- Written problem 1 -
Translate this sentence from the excerpt on the administration of justice power into French: "Therefore, police officers are able to enforce the Criminal Code because they are designated as peace officers under it."

# Start of Text excerpt

Section 92(14) of the Constitution Act, 1867, also known as the administration of justice power, grants the provincial legislatures of Canada the authority to legislate on:

14. The Administration of Justice in the Province, including the Constitution, Maintenance, and Organization of Provincial Courts, both of Civil and of Criminal Jurisdiction, and including Procedure in Civil Matters in those Courts.

It has been considered to be one of the major sources of conflict concerning the interpretation of the Constitution of Canada.

==Nature and extent of jurisdiction==

===Basic nature===

The Constitution Act, 1867 divides the responsibility between the federal and provincial jurisdictions. Together with the grant under s. 92(14), s. 91(27) carves out "Procedure in Criminal Matters," while s. 96 requires the appointment of "the Judges of the Superior, District, and County Courts in each Province" to be done by the Governor General in Council, and s. 101 grants the Parliament of Canada the power to provide "for the Establishment of any additional Courts for the better Administration of the Laws of Canada." (Note: Under which the Federal Court, the Tax Court of Canada and the Federal Court of Appeal have been created.)

Within the Canadian constitutional context, it has been held that provincial jurisdiction includes matters concerning law enforcement (including the appointment, control and discipline of police officers), the establishment of facilities necessary for the enforcement of criminal law, and public inquiries on how the power is executed.

===Interface with the federal criminal law power===
In R v Wetmore, Dickson J (as he then was) observed:

There is ... a special relationship between s. 92(14) and s. 91(27), a relationship that cannot be said to obtain between s. 92(14) and the other heads of power in s. 91. Sections 91(27) and 92(14) together effect a careful and delicate division of power between the two levels of government in the field of criminal justice.... The singling out and the express conferral on the provinces under s. 92(14) of responsibility to constitute, maintain and organize courts for the administration of one particular area of federal law, namely, criminal law, is unique.

In that regard, "investigation must be in accordance with federally prescribed criminal procedure and not otherwise." Therefore, police officers are able to enforce the Criminal Code because they are designated as peace officers under it. As well, Canadian National Transportation and Wetmore have held that prosecution falls within criminal procedure, and that it can be pursued by either federal or provincial prosecutors. In a similar fashion, a Quebec measure that diverted young people from the criminal justice system was held to be unconstitutional, as it conflicted with the Juvenile Delinquents Act. (Note: Juvenile Delinquents Act, R.S.C. 1970, c. J-3, since replaced by the Youth Criminal Justice Act.)

# End of Text excerpt

- Written problem 2 -
Arrange the lines of the records as a numbered list, starting at the first line of the records and ending at the line that contains "checkmark-icon [389, 383, 411, 400]", with both included and blank lines omitted.

# Start of Data for this exercise

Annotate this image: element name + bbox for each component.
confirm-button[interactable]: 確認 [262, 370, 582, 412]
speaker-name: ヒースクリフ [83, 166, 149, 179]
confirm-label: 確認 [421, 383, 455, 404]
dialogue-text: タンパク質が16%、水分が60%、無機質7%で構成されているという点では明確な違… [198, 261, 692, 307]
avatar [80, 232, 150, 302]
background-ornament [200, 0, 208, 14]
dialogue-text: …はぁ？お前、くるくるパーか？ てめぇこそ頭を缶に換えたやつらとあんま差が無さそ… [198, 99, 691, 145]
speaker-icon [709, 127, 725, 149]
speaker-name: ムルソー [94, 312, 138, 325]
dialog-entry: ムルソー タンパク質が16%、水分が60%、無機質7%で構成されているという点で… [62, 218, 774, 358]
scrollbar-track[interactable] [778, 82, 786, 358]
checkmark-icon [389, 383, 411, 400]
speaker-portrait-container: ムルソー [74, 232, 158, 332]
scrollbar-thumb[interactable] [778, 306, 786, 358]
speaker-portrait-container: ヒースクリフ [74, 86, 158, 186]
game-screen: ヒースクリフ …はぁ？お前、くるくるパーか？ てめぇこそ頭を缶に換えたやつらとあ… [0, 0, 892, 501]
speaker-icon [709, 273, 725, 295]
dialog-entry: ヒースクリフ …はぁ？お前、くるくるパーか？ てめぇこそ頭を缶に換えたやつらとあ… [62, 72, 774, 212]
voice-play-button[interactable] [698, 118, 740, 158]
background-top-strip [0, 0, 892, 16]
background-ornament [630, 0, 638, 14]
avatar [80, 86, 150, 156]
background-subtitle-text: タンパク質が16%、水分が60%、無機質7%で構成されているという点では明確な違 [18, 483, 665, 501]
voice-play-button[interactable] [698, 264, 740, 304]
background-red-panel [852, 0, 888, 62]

# End of Data for this exercise

- Exercise result 1 -
Par conséquent, les policiers peuvent appliquer le Code criminel parce qu'ils y sont désignés comme agents de la paix.

- Exercise result 2 -
1. Annotate this image: element name + bbox for each component.
2. confirm-button[interactable]: 確認 [262, 370, 582, 412]
3. speaker-name: ヒースクリフ [83, 166, 149, 179]
4. confirm-label: 確認 [421, 383, 455, 404]
5. dialogue-text: タンパク質が16%、水分が60%、無機質7%で構成されているという点では明確な違… [198, 261, 692, 307]
6. avatar [80, 232, 150, 302]
7. background-ornament [200, 0, 208, 14]
8. dialogue-text: …はぁ？お前、くるくるパーか？ てめぇこそ頭を缶に換えたやつらとあんま差が無さそ… [198, 99, 691, 145]
9. speaker-icon [709, 127, 725, 149]
10. speaker-name: ムルソー [94, 312, 138, 325]
11. dialog-entry: ムルソー タンパク質が16%、水分が60%、無機質7%で構成されているという点で… [62, 218, 774, 358]
12. scrollbar-track[interactable] [778, 82, 786, 358]
13. checkmark-icon [389, 383, 411, 400]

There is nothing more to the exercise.